■ **THE PROBLEM**
Name every person mentioned by name in the excerpted text below.

Of the innumerable people I’ve interviewed, Dayan was certainly one of the bluntest. His best, and occasionally worst, quality was that he didn’t care what anyone thought about him. I remember asking him something or other during the interview to which he responded: “That’s a silly question.” “Okay,” I charged back. “If you think that’s a silly question, why don’t you ask the right question, then answer it, and I’ll just sit here and we’ll be fine.” He didn’t expect that response from me. He laughed out loud, and that was the moment our friendship started. I also met his lovely second wife, Raquel, and we, too, became very fond of each other.

My interviews with Meir and Dayan garnered a lot of attention. Even Frank McGee gave me a grudging “Nice work,” which was a big deal coming from him. There was so much interest in Israel then, as now, and its ongoing struggle to survive. Less than two months after my visit, the country was at war again. The October war, as the Egyptians called it, or the Yom Kippur War, as the Israelis called it, saw Israel in great danger after a surprise joint attack by Syria and Egypt.

I followed the 1973 war closely, and was relieved when Israel recovered from the initial attack and repelled its Arab enemies. But Golda Meir and Moshe Dayan were held accountable for the loss of Israeli lives and severely criticized for not having anticipated the attack. Both of these giants in Israeli government resigned. (Mrs. Meir remained active politically but would not hold another government post; Dayan would return to the Israeli cabinet in 1977 as foreign minister under Prime Minister Menachem Begin.)

On the domestic early-morning television front, I was having my own little battle. Hardly history making but a field day for the media. CBS decided it was going to revamp the
CBS Morning News
to challenge
Today.
There had never been any real competition for NBC in the morning. But this time CBS decided to hire the young, good-looking, snappy, feature writer at the
Washington Post
, my old friend from the Persepolis days, Sally Quinn.

I liked Sally a lot and was sorry we were going to be competing, but the media was delighted and did its best to create a catfight between us.
New York
magazine ran a cover story with Sally sitting, legs crossed, on a pile of suitcases, and the cover line: “Good Morning. I’m Sally Quinn. CBS Brought Me Here to Make Trouble for Barbara Walters.”

■ **DATASET EXCERPT**
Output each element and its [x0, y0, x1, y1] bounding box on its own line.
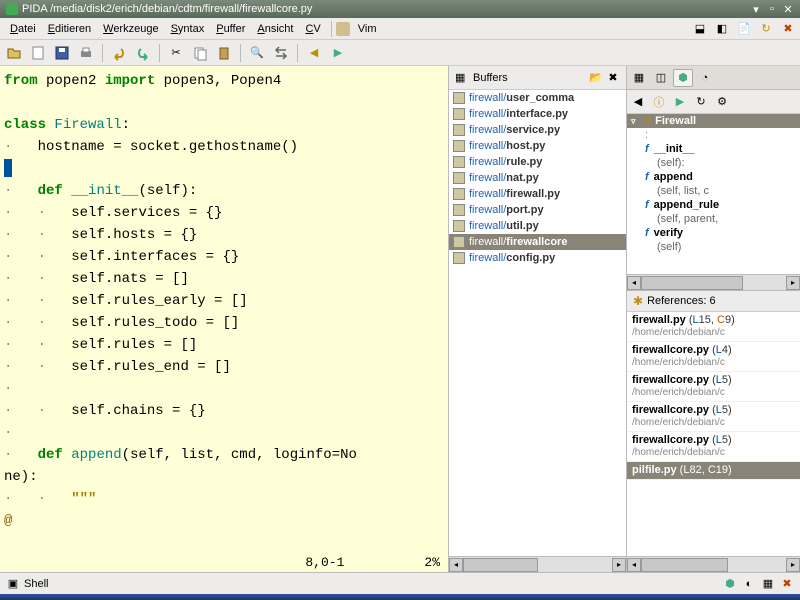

■ **SOLUTION TO THE PROBLEM**
- Moshe Dayan
- Raquel (Dayan's second wife)
- Golda Meir
- Frank McGee
- Menachem Begin
- Sally Quinn
- Barbara Walters